Record list ::
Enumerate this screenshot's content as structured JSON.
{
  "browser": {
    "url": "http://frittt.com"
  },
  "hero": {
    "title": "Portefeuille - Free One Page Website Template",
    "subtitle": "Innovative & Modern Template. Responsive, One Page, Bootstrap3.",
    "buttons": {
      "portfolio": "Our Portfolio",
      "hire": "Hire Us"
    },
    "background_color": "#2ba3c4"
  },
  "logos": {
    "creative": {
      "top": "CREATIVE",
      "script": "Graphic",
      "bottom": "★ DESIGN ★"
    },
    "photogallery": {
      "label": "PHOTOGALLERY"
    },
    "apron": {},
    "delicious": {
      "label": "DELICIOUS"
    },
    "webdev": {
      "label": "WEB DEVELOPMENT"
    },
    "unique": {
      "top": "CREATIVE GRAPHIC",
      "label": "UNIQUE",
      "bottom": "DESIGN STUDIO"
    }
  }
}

Task description :: Output every entry shown above, exactly.

Task result ::
Enumerate this screenshot's content as structured JSON.
{
  "browser": {
    "url": "http://frittt.com"
  },
  "hero": {
    "title": "Portefeuille - Free One Page Website Template",
    "subtitle": "Innovative & Modern Template. Responsive, One Page, Bootstrap3.",
    "buttons": {
      "portfolio": "Our Portfolio",
      "hire": "Hire Us"
    },
    "background_color": "#2ba3c4"
  },
  "logos": {
    "creative": {
      "top": "CREATIVE",
      "script": "Graphic",
      "bottom": "★ DESIGN ★"
    },
    "photogallery": {
      "label": "PHOTOGALLERY"
    },
    "apron": {},
    "delicious": {
      "label": "DELICIOUS"
    },
    "webdev": {
      "label": "WEB DEVELOPMENT"
    },
    "unique": {
      "top": "CREATIVE GRAPHIC",
      "label": "UNIQUE",
      "bottom": "DESIGN STUDIO"
    }
  }
}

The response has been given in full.